Ações a realizar:
• 1. Transcreva sem alterações o intervalo das entradas que vai da linha que contém "page-title: Select Label xyxy=(272,30,438,63)" até a linha que contém "edit-icon xyxy=(314,416,346,447)", incluindo ambas.
• 2. Dê continuidade ao trecho sobre o fim da ditadura no Brasil, começando logo após a última frase apresentada.

Trecho citado:

*****

José Sarney, um político sem escrúpulos com ambições literárias, incorporou o ministério escolhido por Tancredo ‒ um antigo pessedista de tendências conservadoras com alguns matizes liberais que agradavam à esquerda ‒ que contemplava habilmente desde alguns setores da oposição até os interesses do Cidadão Kane brasileiro, o magnata das comunicações Roberto Marinho.

A queda da ditadura somente ocorreu ‒ após a votação realizada em um espúrio Colégio Eleitoral ‒ em seguida a algumas das maiores manifestações populares que o país já conheceu, com milhões de brasileiros indo às ruas para pedir o fim do nefasto regime.

*****

Itens armazenados de uma coleção
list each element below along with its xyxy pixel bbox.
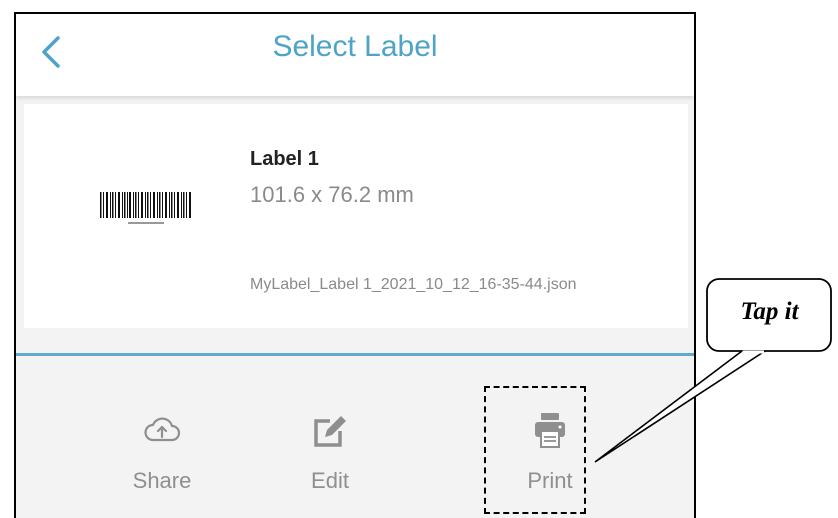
page-title: Select Label xyxy=(272,30,438,63)
action-bar: Share Edit Print xyxy=(16,356,694,518)
edit-button[interactable]: Edit xyxy=(270,410,390,518)
cloud-upload-icon xyxy=(144,417,181,442)
phone-screen: Select Label Label 1 101.6 x 76.2 mm MyL… xyxy=(14,12,696,518)
app-header: Select Label xyxy=(16,14,694,96)
share-label: Share xyxy=(132,468,192,493)
label-filename: MyLabel_Label 1_2021_10_12_16-35-44.json xyxy=(250,276,577,293)
edit-label: Edit xyxy=(311,468,349,493)
share-button[interactable]: Share xyxy=(102,410,222,518)
callout-text: Tap it xyxy=(740,298,799,325)
barcode-thumbnail xyxy=(100,192,191,224)
print-highlight-box xyxy=(484,386,586,514)
edit-icon xyxy=(314,416,346,447)
label-size: 101.6 x 76.2 mm xyxy=(250,182,414,207)
label-card[interactable]: Label 1 101.6 x 76.2 mm MyLabel_Label 1_… xyxy=(24,104,688,328)
label-name: Label 1 xyxy=(250,148,319,170)
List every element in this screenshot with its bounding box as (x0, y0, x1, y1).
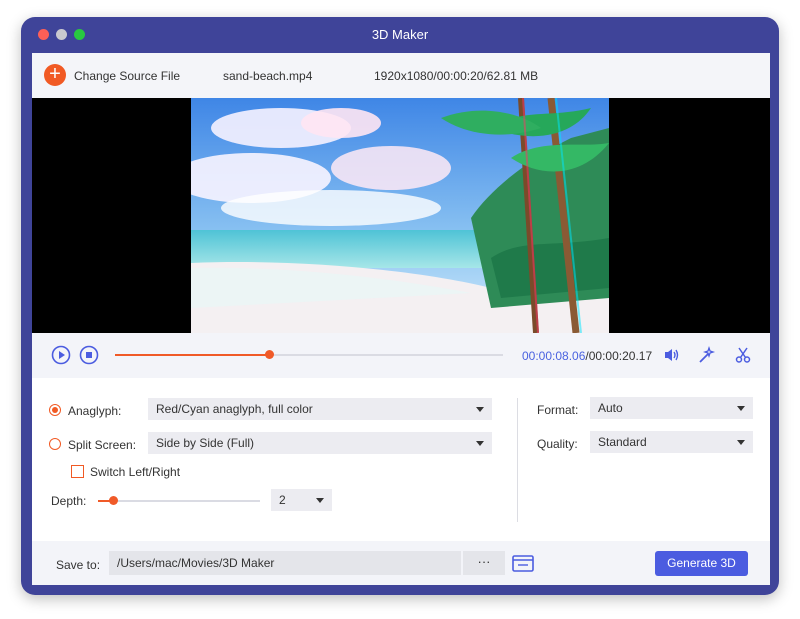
open-folder-icon[interactable] (512, 554, 534, 572)
format-select-value: Auto (598, 401, 623, 415)
change-source-button[interactable]: Change Source File (74, 69, 180, 83)
save-path-field[interactable]: /Users/mac/Movies/3D Maker (109, 551, 461, 575)
anaglyph-label: Anaglyph: (68, 404, 122, 418)
anaglyph-select-value: Red/Cyan anaglyph, full color (156, 402, 313, 416)
depth-slider-handle[interactable] (109, 496, 118, 505)
total-time: /00:00:20.17 (585, 349, 653, 363)
split-screen-radio[interactable] (49, 438, 61, 450)
split-screen-label: Split Screen: (68, 438, 137, 452)
depth-select[interactable]: 2 (271, 489, 332, 511)
switch-left-right-label: Switch Left/Right (90, 465, 181, 479)
format-select[interactable]: Auto (590, 397, 753, 419)
stop-icon[interactable] (79, 345, 99, 365)
save-to-label: Save to: (56, 558, 101, 572)
main-panel: + Change Source File sand-beach.mp4 1920… (32, 53, 770, 585)
video-frame-image (191, 98, 609, 333)
scissors-icon[interactable] (733, 345, 753, 365)
beach-scene-image (191, 98, 609, 333)
anaglyph-select[interactable]: Red/Cyan anaglyph, full color (148, 398, 492, 420)
format-label: Format: (537, 403, 579, 417)
switch-left-right-checkbox[interactable] (71, 465, 84, 478)
progress-bar[interactable] (115, 350, 503, 359)
browse-button[interactable]: ··· (462, 551, 505, 575)
quality-label: Quality: (537, 437, 578, 451)
chevron-down-icon (476, 407, 484, 412)
depth-select-value: 2 (279, 493, 286, 507)
title-bar: 3D Maker (21, 17, 779, 53)
chevron-down-icon (476, 441, 484, 446)
window-title: 3D Maker (371, 27, 429, 42)
progress-handle[interactable] (265, 350, 274, 359)
add-source-icon[interactable]: + (44, 64, 66, 86)
settings-panel: Anaglyph: Red/Cyan anaglyph, full color … (32, 378, 770, 541)
footer-bar: Save to: /Users/mac/Movies/3D Maker ··· … (32, 541, 770, 585)
current-time: 00:00:08.06 (522, 349, 586, 363)
quality-select[interactable]: Standard (590, 431, 753, 453)
quality-select-value: Standard (598, 435, 647, 449)
source-filename: sand-beach.mp4 (223, 69, 313, 83)
chevron-down-icon (316, 498, 324, 503)
app-window: 3D Maker + Change Source File sand-beach… (21, 17, 779, 595)
playback-controls: 00:00:08.06/00:00:20.17 (32, 333, 770, 378)
source-bar: + Change Source File sand-beach.mp4 1920… (32, 53, 770, 98)
video-preview (32, 98, 770, 333)
source-file-info: 1920x1080/00:00:20/62.81 MB (374, 69, 539, 83)
depth-slider[interactable] (98, 496, 260, 505)
depth-label: Depth: (51, 494, 87, 508)
volume-icon[interactable] (662, 345, 682, 365)
anaglyph-radio[interactable] (49, 404, 61, 416)
chevron-down-icon (737, 440, 745, 445)
progress-fill (115, 354, 270, 356)
settings-divider (517, 398, 518, 522)
play-icon[interactable] (51, 345, 71, 365)
split-screen-select-value: Side by Side (Full) (156, 436, 255, 450)
split-screen-select[interactable]: Side by Side (Full) (148, 432, 492, 454)
time-readout: 00:00:08.06/00:00:20.17 (522, 349, 652, 363)
chevron-down-icon (737, 406, 745, 411)
magic-wand-icon[interactable] (696, 345, 716, 365)
generate-3d-button[interactable]: Generate 3D (655, 551, 748, 576)
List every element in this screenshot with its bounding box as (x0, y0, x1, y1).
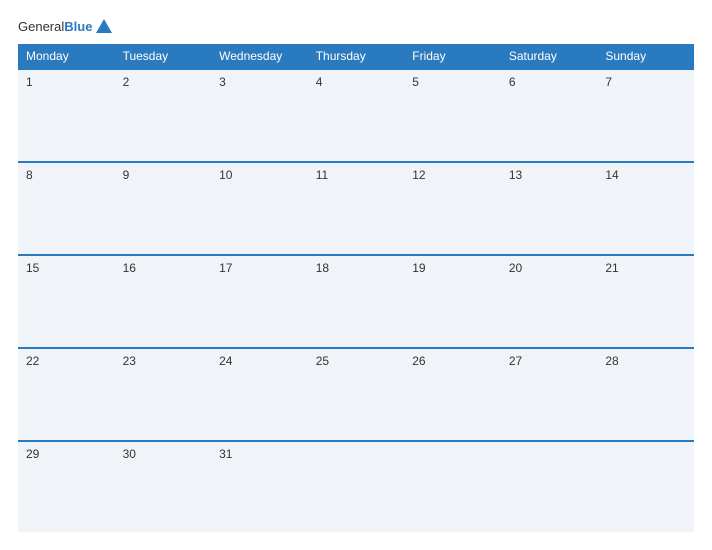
day-cell-8: 8 (18, 162, 115, 255)
day-cell-28: 28 (597, 348, 694, 441)
weekday-header-friday: Friday (404, 44, 501, 69)
day-cell-1: 1 (18, 69, 115, 162)
week-row-2: 891011121314 (18, 162, 694, 255)
day-cell-7: 7 (597, 69, 694, 162)
day-cell-13: 13 (501, 162, 598, 255)
calendar-page: GeneralBlue MondayTuesdayWednesdayThursd… (0, 0, 712, 550)
week-row-4: 22232425262728 (18, 348, 694, 441)
day-cell-11: 11 (308, 162, 405, 255)
day-cell-27: 27 (501, 348, 598, 441)
day-cell-5: 5 (404, 69, 501, 162)
day-cell-26: 26 (404, 348, 501, 441)
day-cell-14: 14 (597, 162, 694, 255)
calendar-table: MondayTuesdayWednesdayThursdayFridaySatu… (18, 44, 694, 532)
weekday-header-row: MondayTuesdayWednesdayThursdayFridaySatu… (18, 44, 694, 69)
week-row-5: 293031 (18, 441, 694, 532)
day-cell-10: 10 (211, 162, 308, 255)
day-cell-17: 17 (211, 255, 308, 348)
day-cell-4: 4 (308, 69, 405, 162)
calendar-body: 1234567891011121314151617181920212223242… (18, 69, 694, 532)
weekday-header-sunday: Sunday (597, 44, 694, 69)
day-cell-2: 2 (115, 69, 212, 162)
day-cell-15: 15 (18, 255, 115, 348)
day-cell-3: 3 (211, 69, 308, 162)
day-cell-16: 16 (115, 255, 212, 348)
day-cell-23: 23 (115, 348, 212, 441)
day-cell-30: 30 (115, 441, 212, 532)
day-cell-20: 20 (501, 255, 598, 348)
day-cell-12: 12 (404, 162, 501, 255)
calendar-header: MondayTuesdayWednesdayThursdayFridaySatu… (18, 44, 694, 69)
logo: GeneralBlue (18, 18, 112, 36)
weekday-header-thursday: Thursday (308, 44, 405, 69)
empty-cell (404, 441, 501, 532)
day-cell-6: 6 (501, 69, 598, 162)
logo-triangle-icon (96, 19, 112, 33)
day-cell-9: 9 (115, 162, 212, 255)
day-cell-19: 19 (404, 255, 501, 348)
week-row-3: 15161718192021 (18, 255, 694, 348)
empty-cell (308, 441, 405, 532)
day-cell-18: 18 (308, 255, 405, 348)
empty-cell (597, 441, 694, 532)
weekday-header-saturday: Saturday (501, 44, 598, 69)
day-cell-29: 29 (18, 441, 115, 532)
day-cell-21: 21 (597, 255, 694, 348)
day-cell-31: 31 (211, 441, 308, 532)
weekday-header-monday: Monday (18, 44, 115, 69)
day-cell-25: 25 (308, 348, 405, 441)
empty-cell (501, 441, 598, 532)
header: GeneralBlue (18, 18, 694, 36)
logo-text-block: GeneralBlue (18, 18, 92, 36)
week-row-1: 1234567 (18, 69, 694, 162)
weekday-header-wednesday: Wednesday (211, 44, 308, 69)
day-cell-24: 24 (211, 348, 308, 441)
weekday-header-tuesday: Tuesday (115, 44, 212, 69)
day-cell-22: 22 (18, 348, 115, 441)
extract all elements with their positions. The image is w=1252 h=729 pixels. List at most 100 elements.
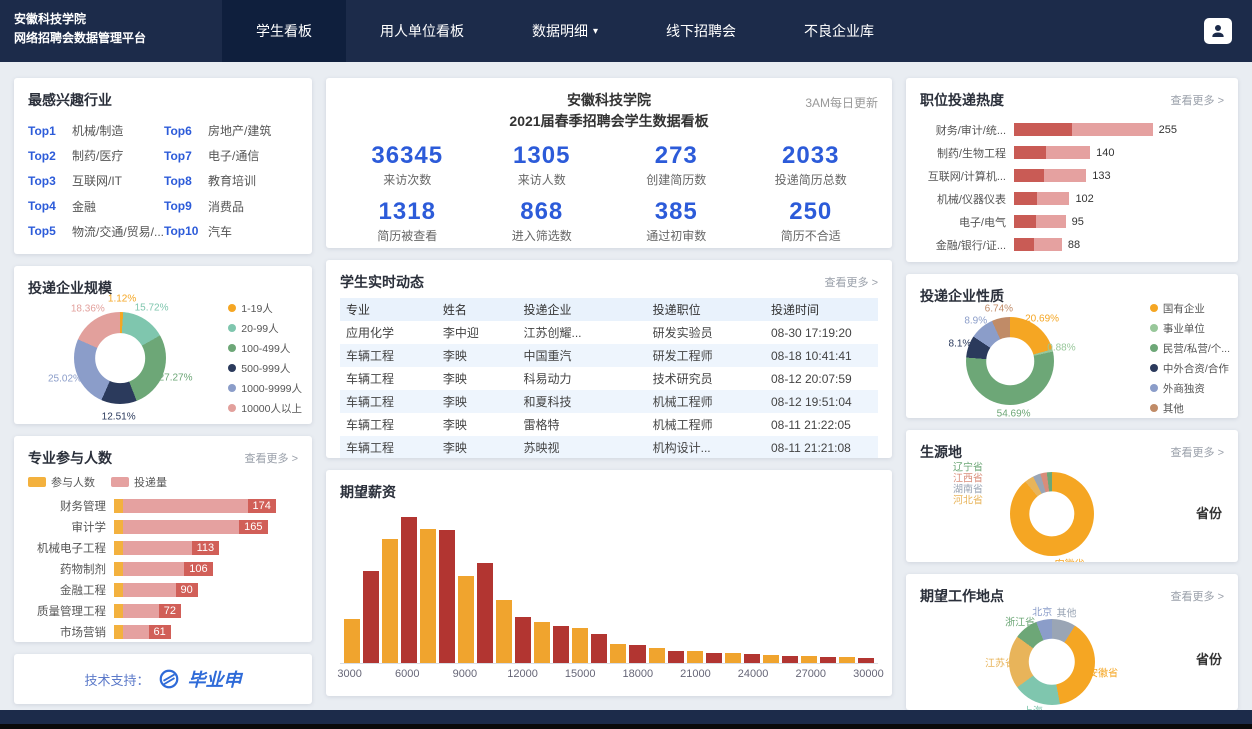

*****

Respostas dos problemas:
• 1.
page-title: Select Label xyxy=(272,30,438,63)
action-bar: Share Edit Print xyxy=(16,356,694,518)
edit-button[interactable]: Edit xyxy=(270,410,390,518)
cloud-upload-icon xyxy=(144,417,181,442)
phone-screen: Select Label Label 1 101.6 x 76.2 mm MyL… xyxy=(14,12,696,518)
app-header: Select Label xyxy=(16,14,694,96)
share-label: Share xyxy=(132,468,192,493)
label-filename: MyLabel_Label 1_2021_10_12_16-35-44.json xyxy=(250,276,577,293)
edit-label: Edit xyxy=(311,468,349,493)
share-button[interactable]: Share xyxy=(102,410,222,518)
callout-text: Tap it xyxy=(740,298,799,325)
barcode-thumbnail xyxy=(100,192,191,224)
print-highlight-box xyxy=(484,386,586,514)
edit-icon xyxy=(314,416,346,447)

• 2.
Uma atmosfera de grande expectativa permeava a posse do novo governo e a internação de Tancredo ‒ com suas subsequentes cirurgias e posterior falecimento ‒ frustrou a imensa maioria do povo brasileiro. A posse de José Sarney e a instalação da Nova República, um nome vago do qual hoje ninguém mais se lembra ‒ até porque não apresentou realmente nada de novo ‒ estabeleceu um sentimento de desencanto e amargura no seio da população e mostrou mais uma vez que se as massas produzem a mudança, são os oportunistas que se aproveitam dos seus resultados.

Embora muitos acreditem que a pressão popular foi determinante para o retorno à democracia formal, outros pensam que isto ocorreu porque o poder hegemônico em nosso país, os Estados Unidos da América, deixava de lado temporariamente a sua política de patrocinar golpes militares e a instauração de ditaduras militares no subcontinente latino-americano para ‒ sob o pretexto de adotar um sistema democrático de governo ‒ implantar o  modelo neoliberal de desregulamentação da economia e, com o manto "modernizador" das privatizações, desatar o processo de pilhagem das riquezas dos países da região.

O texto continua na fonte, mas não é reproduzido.